◆ DO THIS: Reproduce the listing below verbatim.
------ EXERCISE MATERIAL
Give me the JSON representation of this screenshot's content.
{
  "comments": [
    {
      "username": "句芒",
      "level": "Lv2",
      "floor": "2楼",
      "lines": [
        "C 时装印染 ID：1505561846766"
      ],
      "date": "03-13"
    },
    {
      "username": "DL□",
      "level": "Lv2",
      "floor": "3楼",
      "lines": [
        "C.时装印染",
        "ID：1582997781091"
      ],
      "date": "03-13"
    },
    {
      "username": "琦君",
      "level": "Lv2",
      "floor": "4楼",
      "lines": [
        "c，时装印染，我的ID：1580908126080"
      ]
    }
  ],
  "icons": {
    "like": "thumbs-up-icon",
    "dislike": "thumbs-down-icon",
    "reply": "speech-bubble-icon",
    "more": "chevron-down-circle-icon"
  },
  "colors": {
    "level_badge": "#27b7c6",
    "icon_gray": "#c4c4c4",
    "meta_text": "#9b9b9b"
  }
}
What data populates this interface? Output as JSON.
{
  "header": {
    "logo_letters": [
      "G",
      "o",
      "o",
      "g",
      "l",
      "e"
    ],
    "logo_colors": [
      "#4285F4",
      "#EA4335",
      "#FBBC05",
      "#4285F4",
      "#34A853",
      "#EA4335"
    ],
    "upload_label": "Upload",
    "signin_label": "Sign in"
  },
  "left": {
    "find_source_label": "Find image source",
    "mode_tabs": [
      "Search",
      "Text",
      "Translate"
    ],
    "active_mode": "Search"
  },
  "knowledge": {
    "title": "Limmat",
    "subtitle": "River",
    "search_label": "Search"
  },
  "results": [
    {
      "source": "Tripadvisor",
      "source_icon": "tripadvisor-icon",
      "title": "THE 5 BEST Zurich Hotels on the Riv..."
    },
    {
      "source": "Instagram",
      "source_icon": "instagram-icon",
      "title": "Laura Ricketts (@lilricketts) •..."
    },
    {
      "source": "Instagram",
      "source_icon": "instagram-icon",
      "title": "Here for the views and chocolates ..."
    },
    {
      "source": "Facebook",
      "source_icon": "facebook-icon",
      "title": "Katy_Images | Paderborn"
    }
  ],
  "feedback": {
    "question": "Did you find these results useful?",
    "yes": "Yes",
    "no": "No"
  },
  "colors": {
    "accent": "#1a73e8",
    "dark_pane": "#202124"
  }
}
------------
◆ WRITTEN REPLY:
Give me the JSON representation of this screenshot's content.
{
  "comments": [
    {
      "username": "句芒",
      "level": "Lv2",
      "floor": "2楼",
      "lines": [
        "C 时装印染 ID：1505561846766"
      ],
      "date": "03-13"
    },
    {
      "username": "DL□",
      "level": "Lv2",
      "floor": "3楼",
      "lines": [
        "C.时装印染",
        "ID：1582997781091"
      ],
      "date": "03-13"
    },
    {
      "username": "琦君",
      "level": "Lv2",
      "floor": "4楼",
      "lines": [
        "c，时装印染，我的ID：1580908126080"
      ]
    }
  ],
  "icons": {
    "like": "thumbs-up-icon",
    "dislike": "thumbs-down-icon",
    "reply": "speech-bubble-icon",
    "more": "chevron-down-circle-icon"
  },
  "colors": {
    "level_badge": "#27b7c6",
    "icon_gray": "#c4c4c4",
    "meta_text": "#9b9b9b"
  }
}
What data populates this interface? Output as JSON.
{
  "header": {
    "logo_letters": [
      "G",
      "o",
      "o",
      "g",
      "l",
      "e"
    ],
    "logo_colors": [
      "#4285F4",
      "#EA4335",
      "#FBBC05",
      "#4285F4",
      "#34A853",
      "#EA4335"
    ],
    "upload_label": "Upload",
    "signin_label": "Sign in"
  },
  "left": {
    "find_source_label": "Find image source",
    "mode_tabs": [
      "Search",
      "Text",
      "Translate"
    ],
    "active_mode": "Search"
  },
  "knowledge": {
    "title": "Limmat",
    "subtitle": "River",
    "search_label": "Search"
  },
  "results": [
    {
      "source": "Tripadvisor",
      "source_icon": "tripadvisor-icon",
      "title": "THE 5 BEST Zurich Hotels on the Riv..."
    },
    {
      "source": "Instagram",
      "source_icon": "instagram-icon",
      "title": "Laura Ricketts (@lilricketts) •..."
    },
    {
      "source": "Instagram",
      "source_icon": "instagram-icon",
      "title": "Here for the views and chocolates ..."
    },
    {
      "source": "Facebook",
      "source_icon": "facebook-icon",
      "title": "Katy_Images | Paderborn"
    }
  ],
  "feedback": {
    "question": "Did you find these results useful?",
    "yes": "Yes",
    "no": "No"
  },
  "colors": {
    "accent": "#1a73e8",
    "dark_pane": "#202124"
  }
}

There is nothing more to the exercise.